=== DATA FOR PROCESSING ===

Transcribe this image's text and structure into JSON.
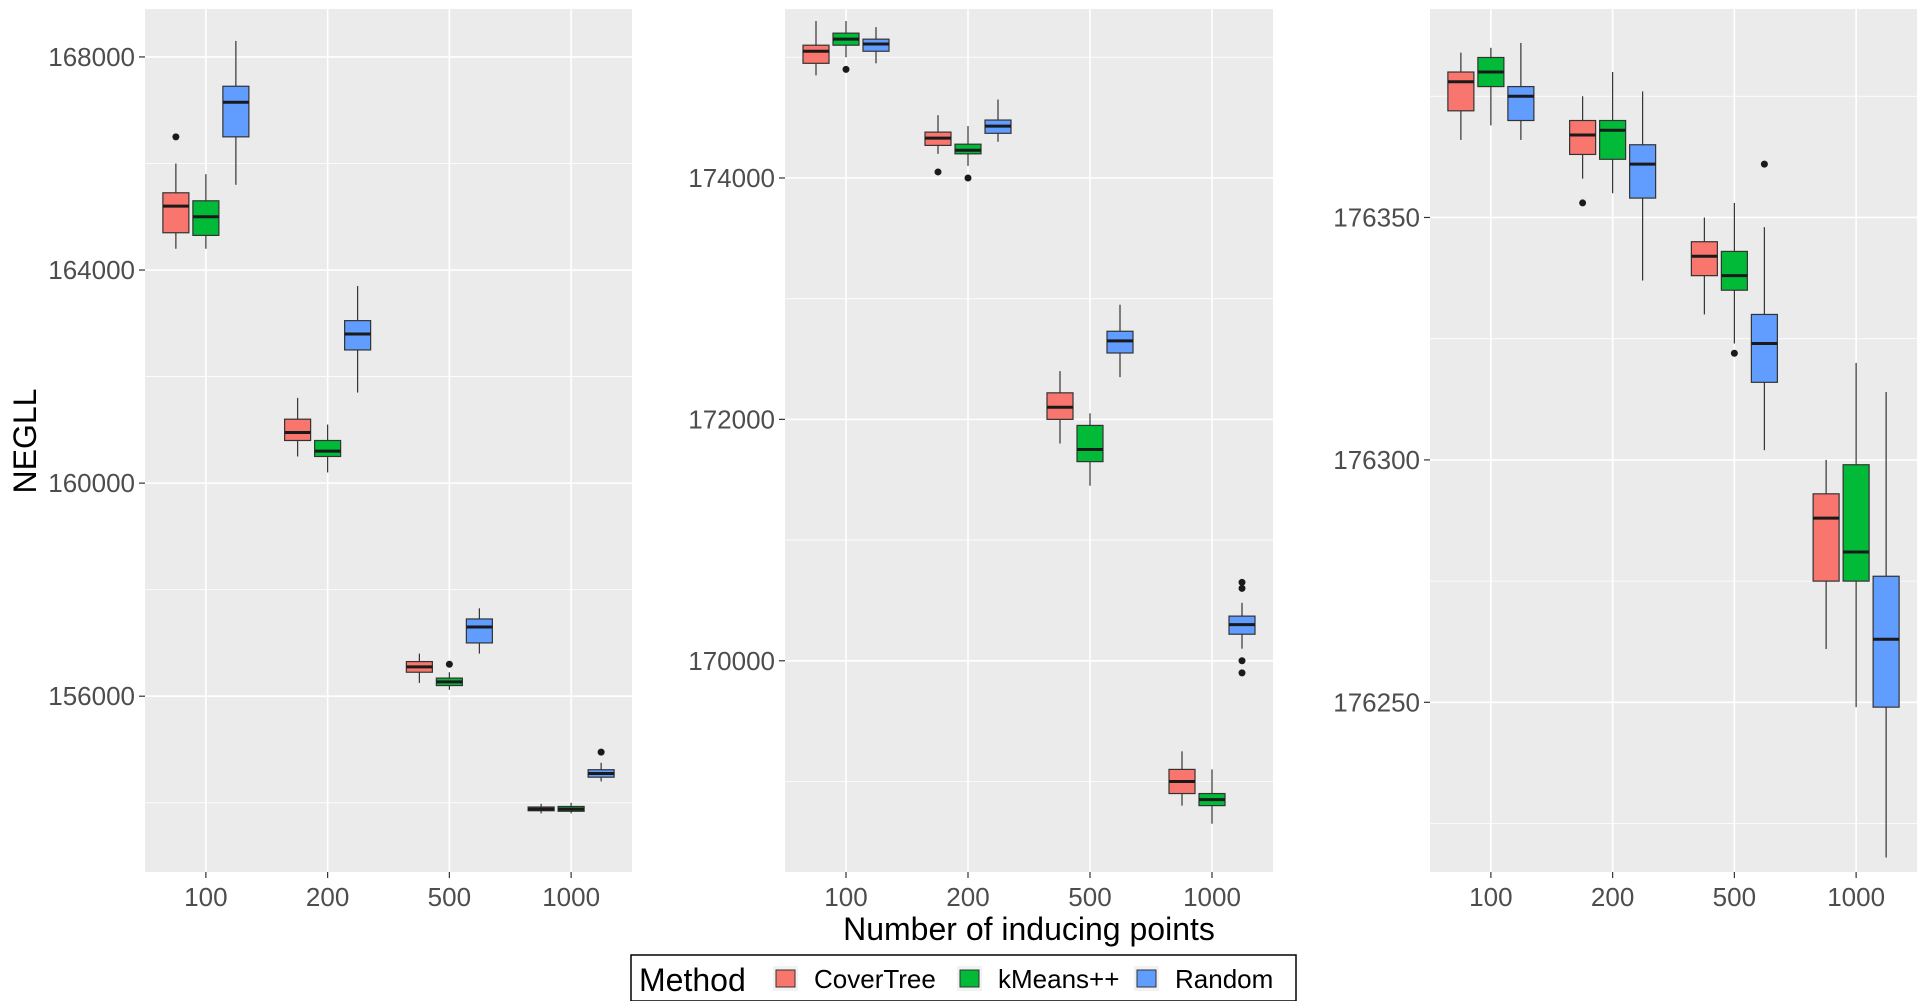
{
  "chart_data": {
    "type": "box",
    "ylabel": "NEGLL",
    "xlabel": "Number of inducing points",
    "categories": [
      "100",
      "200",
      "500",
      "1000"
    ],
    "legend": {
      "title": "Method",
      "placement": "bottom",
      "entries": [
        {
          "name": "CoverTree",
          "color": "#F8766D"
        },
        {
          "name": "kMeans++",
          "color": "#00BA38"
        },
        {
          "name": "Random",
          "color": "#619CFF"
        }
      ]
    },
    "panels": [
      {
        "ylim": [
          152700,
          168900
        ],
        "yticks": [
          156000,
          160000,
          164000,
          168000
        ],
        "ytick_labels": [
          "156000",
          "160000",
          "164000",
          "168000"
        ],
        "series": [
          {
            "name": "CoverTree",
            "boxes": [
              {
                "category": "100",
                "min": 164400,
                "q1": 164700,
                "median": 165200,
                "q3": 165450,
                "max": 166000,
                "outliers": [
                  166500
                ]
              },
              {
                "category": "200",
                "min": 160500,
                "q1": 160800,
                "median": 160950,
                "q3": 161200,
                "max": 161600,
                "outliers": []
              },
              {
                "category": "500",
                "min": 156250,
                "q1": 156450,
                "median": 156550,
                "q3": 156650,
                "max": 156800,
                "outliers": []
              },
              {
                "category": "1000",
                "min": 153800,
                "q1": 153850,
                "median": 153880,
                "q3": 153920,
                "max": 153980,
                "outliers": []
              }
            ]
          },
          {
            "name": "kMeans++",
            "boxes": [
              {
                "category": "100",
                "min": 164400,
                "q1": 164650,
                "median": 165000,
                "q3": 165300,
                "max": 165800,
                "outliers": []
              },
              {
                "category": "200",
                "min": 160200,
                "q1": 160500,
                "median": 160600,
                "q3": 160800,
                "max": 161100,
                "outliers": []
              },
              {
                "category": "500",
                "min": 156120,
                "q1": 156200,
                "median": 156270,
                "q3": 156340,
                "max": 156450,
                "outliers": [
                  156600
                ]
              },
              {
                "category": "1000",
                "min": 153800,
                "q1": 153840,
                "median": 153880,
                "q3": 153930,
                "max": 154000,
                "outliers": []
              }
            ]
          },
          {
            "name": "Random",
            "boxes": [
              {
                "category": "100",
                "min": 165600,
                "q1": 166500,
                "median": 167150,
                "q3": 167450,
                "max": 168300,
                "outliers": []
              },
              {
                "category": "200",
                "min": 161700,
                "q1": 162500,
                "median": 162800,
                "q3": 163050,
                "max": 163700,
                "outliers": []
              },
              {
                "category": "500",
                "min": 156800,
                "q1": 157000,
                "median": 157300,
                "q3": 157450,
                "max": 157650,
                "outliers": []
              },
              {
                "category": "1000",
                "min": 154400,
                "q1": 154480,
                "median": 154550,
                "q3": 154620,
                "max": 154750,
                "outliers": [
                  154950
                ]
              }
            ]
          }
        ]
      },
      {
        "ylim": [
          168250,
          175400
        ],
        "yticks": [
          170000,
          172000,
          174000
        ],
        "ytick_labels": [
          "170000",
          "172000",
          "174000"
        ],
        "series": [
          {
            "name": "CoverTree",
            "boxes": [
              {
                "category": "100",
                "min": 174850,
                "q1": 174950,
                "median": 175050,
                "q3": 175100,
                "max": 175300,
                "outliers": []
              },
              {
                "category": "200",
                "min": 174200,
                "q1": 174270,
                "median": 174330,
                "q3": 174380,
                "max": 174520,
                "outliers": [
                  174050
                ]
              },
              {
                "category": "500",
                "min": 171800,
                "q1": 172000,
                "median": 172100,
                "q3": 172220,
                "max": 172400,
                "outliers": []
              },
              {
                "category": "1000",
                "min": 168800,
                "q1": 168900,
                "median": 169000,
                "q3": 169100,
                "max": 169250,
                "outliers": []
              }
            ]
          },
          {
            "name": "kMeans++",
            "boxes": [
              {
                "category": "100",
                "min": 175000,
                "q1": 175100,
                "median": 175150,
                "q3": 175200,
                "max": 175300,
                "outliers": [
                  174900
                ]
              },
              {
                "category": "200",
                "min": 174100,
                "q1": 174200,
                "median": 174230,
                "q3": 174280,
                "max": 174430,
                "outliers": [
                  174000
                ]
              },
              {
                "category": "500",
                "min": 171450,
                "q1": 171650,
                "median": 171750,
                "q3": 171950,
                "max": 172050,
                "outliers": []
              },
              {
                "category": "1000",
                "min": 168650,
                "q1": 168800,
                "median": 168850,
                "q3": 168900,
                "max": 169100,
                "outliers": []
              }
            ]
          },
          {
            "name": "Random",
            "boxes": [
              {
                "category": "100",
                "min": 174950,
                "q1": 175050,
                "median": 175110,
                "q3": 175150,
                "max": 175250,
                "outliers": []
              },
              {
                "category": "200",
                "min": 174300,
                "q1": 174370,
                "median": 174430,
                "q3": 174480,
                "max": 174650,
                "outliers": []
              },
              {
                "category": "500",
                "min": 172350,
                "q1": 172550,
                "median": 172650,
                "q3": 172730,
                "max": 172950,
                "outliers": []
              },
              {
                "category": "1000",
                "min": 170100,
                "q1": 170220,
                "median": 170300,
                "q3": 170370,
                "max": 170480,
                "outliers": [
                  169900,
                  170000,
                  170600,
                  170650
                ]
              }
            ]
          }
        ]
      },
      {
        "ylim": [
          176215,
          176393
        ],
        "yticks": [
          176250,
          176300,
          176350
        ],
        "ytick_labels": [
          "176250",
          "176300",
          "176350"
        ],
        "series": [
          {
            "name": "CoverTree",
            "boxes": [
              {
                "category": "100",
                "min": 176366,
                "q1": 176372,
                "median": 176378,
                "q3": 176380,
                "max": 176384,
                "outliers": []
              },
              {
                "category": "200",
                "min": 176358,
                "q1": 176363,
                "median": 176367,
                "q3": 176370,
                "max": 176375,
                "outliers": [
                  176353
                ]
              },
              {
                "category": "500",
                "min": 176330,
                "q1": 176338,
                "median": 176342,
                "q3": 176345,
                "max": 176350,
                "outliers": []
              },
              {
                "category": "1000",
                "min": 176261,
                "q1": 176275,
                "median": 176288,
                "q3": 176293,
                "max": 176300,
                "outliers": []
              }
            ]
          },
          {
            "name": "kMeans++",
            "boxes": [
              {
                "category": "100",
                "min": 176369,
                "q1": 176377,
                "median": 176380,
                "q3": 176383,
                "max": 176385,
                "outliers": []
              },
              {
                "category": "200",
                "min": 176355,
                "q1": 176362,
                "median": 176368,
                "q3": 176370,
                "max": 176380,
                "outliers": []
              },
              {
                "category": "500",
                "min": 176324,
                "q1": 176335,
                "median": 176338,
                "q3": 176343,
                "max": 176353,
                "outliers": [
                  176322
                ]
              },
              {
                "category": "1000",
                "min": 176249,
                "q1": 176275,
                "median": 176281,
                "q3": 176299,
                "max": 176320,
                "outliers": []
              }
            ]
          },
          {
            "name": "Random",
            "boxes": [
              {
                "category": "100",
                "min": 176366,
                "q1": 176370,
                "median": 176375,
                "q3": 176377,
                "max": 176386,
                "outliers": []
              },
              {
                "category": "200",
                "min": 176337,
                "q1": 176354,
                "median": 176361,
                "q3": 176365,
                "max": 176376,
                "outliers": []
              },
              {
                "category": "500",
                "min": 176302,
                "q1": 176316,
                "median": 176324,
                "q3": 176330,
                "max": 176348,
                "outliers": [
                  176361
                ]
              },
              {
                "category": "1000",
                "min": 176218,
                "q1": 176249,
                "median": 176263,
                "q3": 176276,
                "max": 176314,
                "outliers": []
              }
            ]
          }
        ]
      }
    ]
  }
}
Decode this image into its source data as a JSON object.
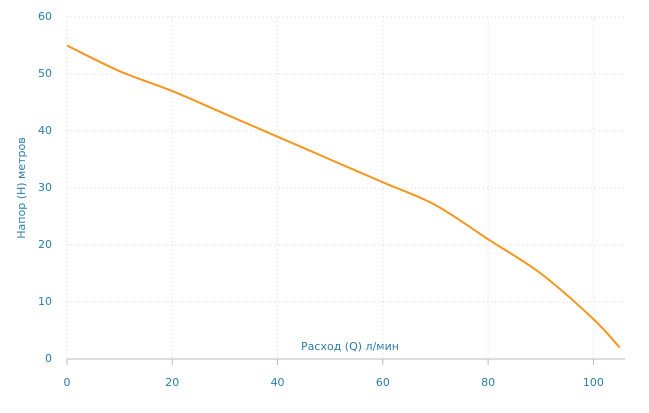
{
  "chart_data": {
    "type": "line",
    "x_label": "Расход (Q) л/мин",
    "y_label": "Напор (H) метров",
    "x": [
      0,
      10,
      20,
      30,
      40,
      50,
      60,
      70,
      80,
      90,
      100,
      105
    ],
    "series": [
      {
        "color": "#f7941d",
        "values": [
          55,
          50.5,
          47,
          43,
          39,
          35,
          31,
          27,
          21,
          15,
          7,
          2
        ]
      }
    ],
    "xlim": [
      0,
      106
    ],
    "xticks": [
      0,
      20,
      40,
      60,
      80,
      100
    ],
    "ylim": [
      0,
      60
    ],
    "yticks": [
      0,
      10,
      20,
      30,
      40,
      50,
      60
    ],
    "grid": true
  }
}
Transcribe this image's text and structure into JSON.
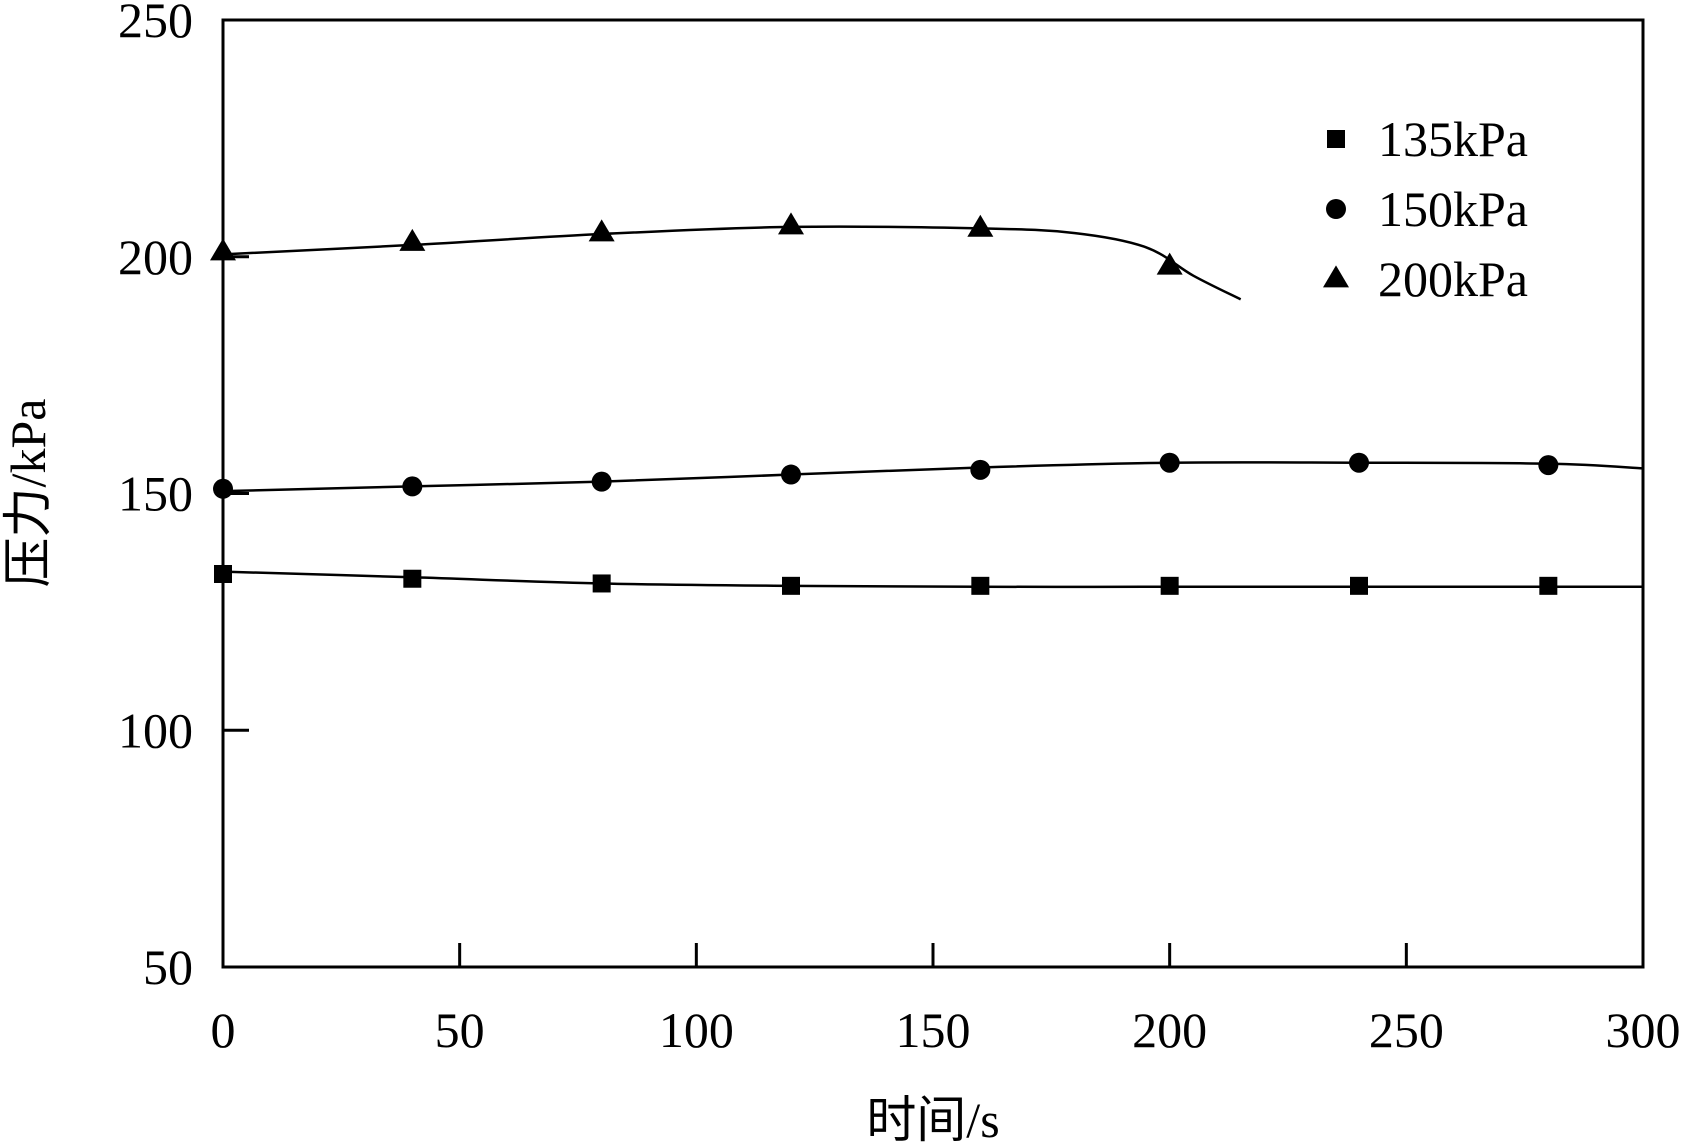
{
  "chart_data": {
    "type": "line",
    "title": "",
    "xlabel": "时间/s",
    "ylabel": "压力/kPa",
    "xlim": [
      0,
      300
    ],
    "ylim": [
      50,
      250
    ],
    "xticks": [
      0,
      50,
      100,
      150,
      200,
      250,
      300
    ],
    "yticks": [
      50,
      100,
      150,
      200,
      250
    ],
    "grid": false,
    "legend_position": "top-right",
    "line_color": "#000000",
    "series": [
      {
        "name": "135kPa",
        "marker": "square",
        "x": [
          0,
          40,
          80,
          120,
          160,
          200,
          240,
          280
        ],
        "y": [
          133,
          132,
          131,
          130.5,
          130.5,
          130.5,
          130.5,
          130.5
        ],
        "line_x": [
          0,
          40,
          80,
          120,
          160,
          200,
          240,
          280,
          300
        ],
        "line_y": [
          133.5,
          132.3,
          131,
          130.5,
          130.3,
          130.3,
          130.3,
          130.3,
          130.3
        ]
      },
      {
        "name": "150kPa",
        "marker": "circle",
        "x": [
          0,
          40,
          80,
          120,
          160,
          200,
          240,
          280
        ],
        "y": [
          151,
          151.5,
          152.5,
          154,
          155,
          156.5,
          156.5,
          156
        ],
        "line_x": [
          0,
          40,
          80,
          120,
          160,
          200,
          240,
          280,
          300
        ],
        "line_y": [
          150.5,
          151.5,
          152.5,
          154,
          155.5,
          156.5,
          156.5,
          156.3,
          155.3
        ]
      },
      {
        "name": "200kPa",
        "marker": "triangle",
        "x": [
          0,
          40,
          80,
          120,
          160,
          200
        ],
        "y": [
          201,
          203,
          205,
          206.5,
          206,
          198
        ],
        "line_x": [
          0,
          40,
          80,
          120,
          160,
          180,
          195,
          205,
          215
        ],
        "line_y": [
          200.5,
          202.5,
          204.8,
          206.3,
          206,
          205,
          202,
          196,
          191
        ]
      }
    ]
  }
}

===

Each line that contains the string "marker" counts once; report how many such lines the entries have, giving only the number.

• [THE OUTPUT]:
3